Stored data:
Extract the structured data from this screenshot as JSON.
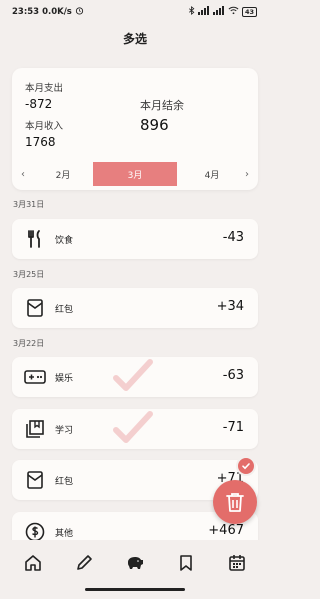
{
  "status": {
    "time": "23:53",
    "speed": "0.0K/s",
    "battery": "43"
  },
  "header": {
    "title": "多选"
  },
  "summary": {
    "expense_label": "本月支出",
    "expense_value": "-872",
    "income_label": "本月收入",
    "income_value": "1768",
    "balance_label": "本月结余",
    "balance_value": "896"
  },
  "months": {
    "prev": "2月",
    "current": "3月",
    "next": "4月"
  },
  "groups": [
    {
      "date": "3月31日",
      "items": [
        {
          "category": "饮食",
          "amount": "-43",
          "icon": "fork-knife-icon"
        }
      ]
    },
    {
      "date": "3月25日",
      "items": [
        {
          "category": "红包",
          "amount": "+34",
          "icon": "red-envelope-icon"
        }
      ]
    },
    {
      "date": "3月22日",
      "items": [
        {
          "category": "娱乐",
          "amount": "-63",
          "icon": "gamepad-icon"
        },
        {
          "category": "学习",
          "amount": "-71",
          "icon": "book-icon"
        },
        {
          "category": "红包",
          "amount": "+71",
          "icon": "red-envelope-icon"
        },
        {
          "category": "其他",
          "amount": "+467",
          "icon": "dollar-icon"
        }
      ]
    }
  ],
  "colors": {
    "accent": "#e36d6a",
    "active_tab": "#e77f7f",
    "background": "#f3efed",
    "card": "#fdfbf9"
  }
}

*TO BE DONE*.
Each entry should be repeated exactly as it appears; the pictures stay out.

*WRITTEN ANSWER*.
Extract the structured data from this screenshot as JSON.
{
  "status": {
    "time": "23:53",
    "speed": "0.0K/s",
    "battery": "43"
  },
  "header": {
    "title": "多选"
  },
  "summary": {
    "expense_label": "本月支出",
    "expense_value": "-872",
    "income_label": "本月收入",
    "income_value": "1768",
    "balance_label": "本月结余",
    "balance_value": "896"
  },
  "months": {
    "prev": "2月",
    "current": "3月",
    "next": "4月"
  },
  "groups": [
    {
      "date": "3月31日",
      "items": [
        {
          "category": "饮食",
          "amount": "-43",
          "icon": "fork-knife-icon"
        }
      ]
    },
    {
      "date": "3月25日",
      "items": [
        {
          "category": "红包",
          "amount": "+34",
          "icon": "red-envelope-icon"
        }
      ]
    },
    {
      "date": "3月22日",
      "items": [
        {
          "category": "娱乐",
          "amount": "-63",
          "icon": "gamepad-icon"
        },
        {
          "category": "学习",
          "amount": "-71",
          "icon": "book-icon"
        },
        {
          "category": "红包",
          "amount": "+71",
          "icon": "red-envelope-icon"
        },
        {
          "category": "其他",
          "amount": "+467",
          "icon": "dollar-icon"
        }
      ]
    }
  ],
  "colors": {
    "accent": "#e36d6a",
    "active_tab": "#e77f7f",
    "background": "#f3efed",
    "card": "#fdfbf9"
  }
}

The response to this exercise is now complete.